Page excerpt
## BEGIN

Court of Appeals of Ohio, Second District, Champaign County
Jan 7, 2005
2005 Ohio 46 (Ohio Ct. App. 2005)

Opinion

No. 2004 CA 19.

January 7, 2005.

Criminal Appeal from Common Pleas Court, T.C. No. 2004 CR 105.

Jack W. Whitesell, Jr., Atty Reg. No. 0041944 and Lori Reisinger, Atty. Reg. No. 0072292, 200 N. Main Street, Urbana, Ohio 43078, Attorneys for Plaintiff-Appellant.

Cathy J. Weithman, Atty. Reg. No. 0020889, 201 West Court Street, Urbana, Ohio 43078, Attorney for Defendant-Appellee.


OPINION


{¶ 1} The state appeals from an order of the Champaign County Court of Common Pleas, which sustained the motion of Kenneth D. Baker to suppress evidence.

{¶ 2} The record reveals the following facts.

## END

Information shown
## BEGIN

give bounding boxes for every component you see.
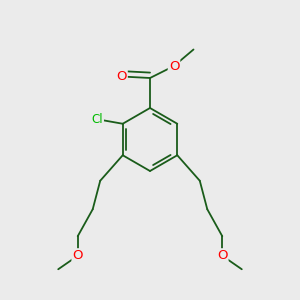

## END

Problems and tasks
A. In the court opinion, who is listed as the attorney for the defendant-appellee?
B. Take the court opinion further, continuing from its final sentence.

Answers by task
A. Cathy J. Weithman

B.
{¶ 3} On April 4, 2004, Stacy Harper, a social worker for Children's Services in Champaign County, and Officer Todd Pratt of the Urbana Police Department went to Baker's apartment to interview him regarding allegations that he had engaged in improper sexual conduct with his grandson. Pratt was not in uniform, although he was wearing his badge and his gun; he also had a Sony digital voice recorder with him. After turning on the recorder, Harper and Pratt knocked on the door. Baker told them to "go ahead and come in." Harper and Pratt entered and saw Baker eating a steak meal at his kitchen table. Harper introduced herself and Pratt to Baker. Baker responded by saying: "I called a lawyer. He wants — the lawyer wants to be here before I say anything." Pratt asked for the attorney's name but Baker could not immediately remember the name of the attorney with whom he had spoken. Pratt tried to assist him with recalling the name, and Baker was able to look it up for Pratt. Baker told Pratt that the attorney's name was George Pappas, and he gave Pratt the telephone number.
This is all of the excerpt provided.